• WHAT IS EXPECTED:
Report how many lines in the records below contain the word "Voltage". Give only the number.

• Stored data:
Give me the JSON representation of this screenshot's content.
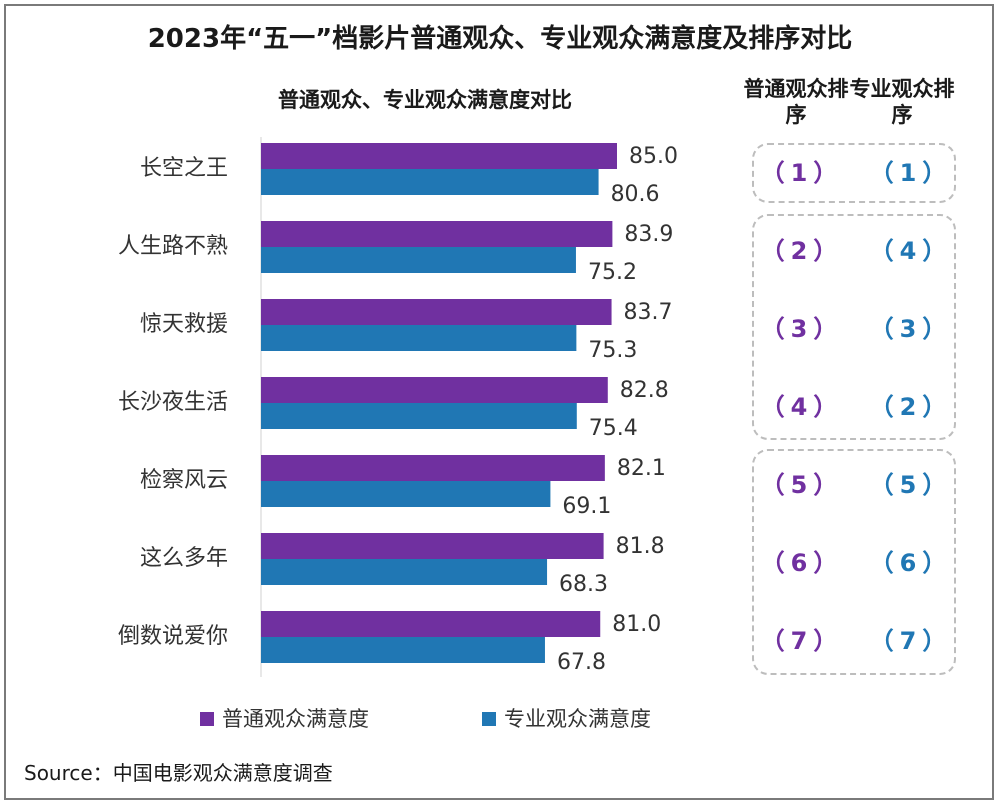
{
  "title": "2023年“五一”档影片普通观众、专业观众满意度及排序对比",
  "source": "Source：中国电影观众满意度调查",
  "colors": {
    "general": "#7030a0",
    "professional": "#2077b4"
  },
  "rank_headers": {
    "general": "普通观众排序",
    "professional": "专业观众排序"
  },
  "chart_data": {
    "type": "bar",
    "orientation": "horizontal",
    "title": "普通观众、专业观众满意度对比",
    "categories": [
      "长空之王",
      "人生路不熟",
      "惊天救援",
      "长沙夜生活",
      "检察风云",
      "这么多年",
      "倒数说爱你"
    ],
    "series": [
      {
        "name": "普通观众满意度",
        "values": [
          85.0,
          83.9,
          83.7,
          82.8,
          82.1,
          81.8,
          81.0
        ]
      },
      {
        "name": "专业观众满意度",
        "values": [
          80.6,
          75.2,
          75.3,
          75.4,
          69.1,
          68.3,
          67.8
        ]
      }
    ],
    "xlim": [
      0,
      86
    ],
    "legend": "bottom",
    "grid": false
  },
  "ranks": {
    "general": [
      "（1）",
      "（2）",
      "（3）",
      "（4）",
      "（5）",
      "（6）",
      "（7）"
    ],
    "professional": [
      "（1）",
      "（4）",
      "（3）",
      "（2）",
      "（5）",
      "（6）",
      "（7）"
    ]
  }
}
==
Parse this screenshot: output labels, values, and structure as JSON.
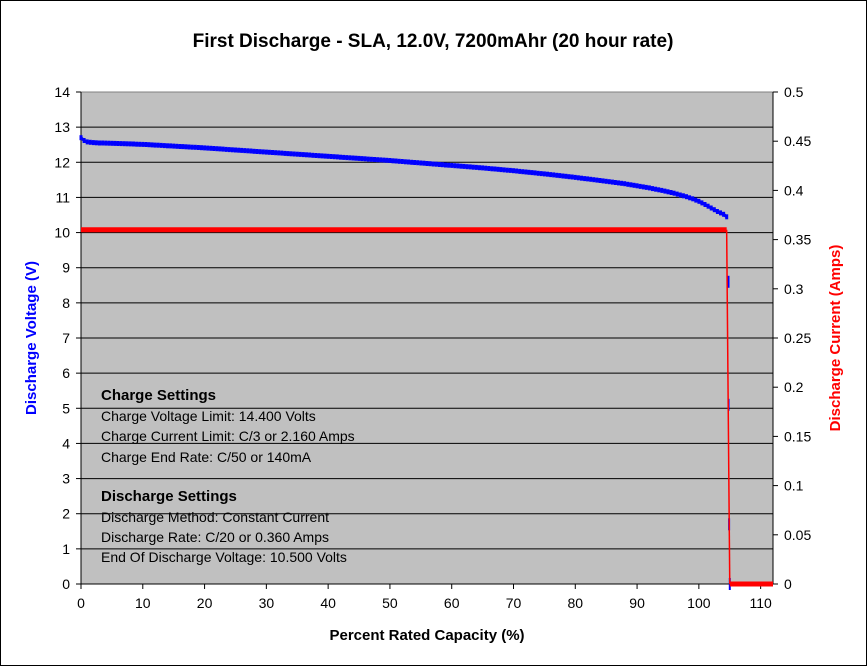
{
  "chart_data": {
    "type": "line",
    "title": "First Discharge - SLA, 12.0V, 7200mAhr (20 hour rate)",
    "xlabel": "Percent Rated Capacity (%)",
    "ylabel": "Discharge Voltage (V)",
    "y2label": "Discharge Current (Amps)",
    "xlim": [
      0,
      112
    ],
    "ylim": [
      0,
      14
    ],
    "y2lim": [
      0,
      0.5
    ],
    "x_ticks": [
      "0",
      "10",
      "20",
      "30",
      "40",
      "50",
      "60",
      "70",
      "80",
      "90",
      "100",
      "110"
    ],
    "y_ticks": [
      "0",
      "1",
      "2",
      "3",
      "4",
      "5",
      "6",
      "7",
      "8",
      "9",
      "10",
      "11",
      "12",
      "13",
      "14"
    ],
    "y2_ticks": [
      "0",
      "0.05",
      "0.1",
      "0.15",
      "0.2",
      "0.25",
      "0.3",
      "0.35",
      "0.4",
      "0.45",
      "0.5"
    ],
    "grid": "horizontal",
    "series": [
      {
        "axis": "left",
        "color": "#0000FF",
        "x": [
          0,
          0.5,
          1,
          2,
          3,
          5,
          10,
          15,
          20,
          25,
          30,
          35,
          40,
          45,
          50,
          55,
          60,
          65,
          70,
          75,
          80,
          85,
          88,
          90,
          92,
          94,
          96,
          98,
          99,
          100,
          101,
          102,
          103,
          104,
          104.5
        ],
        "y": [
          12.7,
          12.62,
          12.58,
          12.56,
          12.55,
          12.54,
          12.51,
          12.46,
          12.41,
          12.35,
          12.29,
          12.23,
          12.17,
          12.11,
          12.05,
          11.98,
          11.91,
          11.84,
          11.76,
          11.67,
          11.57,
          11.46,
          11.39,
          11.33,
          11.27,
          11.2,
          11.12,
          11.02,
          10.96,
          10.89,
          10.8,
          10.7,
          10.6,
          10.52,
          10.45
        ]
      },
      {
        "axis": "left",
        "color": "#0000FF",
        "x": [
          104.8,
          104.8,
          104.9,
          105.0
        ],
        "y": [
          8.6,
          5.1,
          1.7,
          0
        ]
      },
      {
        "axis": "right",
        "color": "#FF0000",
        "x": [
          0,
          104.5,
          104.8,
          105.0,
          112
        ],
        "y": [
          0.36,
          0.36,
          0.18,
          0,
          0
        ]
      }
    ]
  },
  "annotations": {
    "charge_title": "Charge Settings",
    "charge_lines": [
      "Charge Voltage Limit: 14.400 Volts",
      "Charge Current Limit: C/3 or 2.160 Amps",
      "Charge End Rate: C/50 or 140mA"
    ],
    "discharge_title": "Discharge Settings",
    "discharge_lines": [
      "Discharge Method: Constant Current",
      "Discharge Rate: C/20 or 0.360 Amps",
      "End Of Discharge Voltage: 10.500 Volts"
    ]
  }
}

• RESULT:
3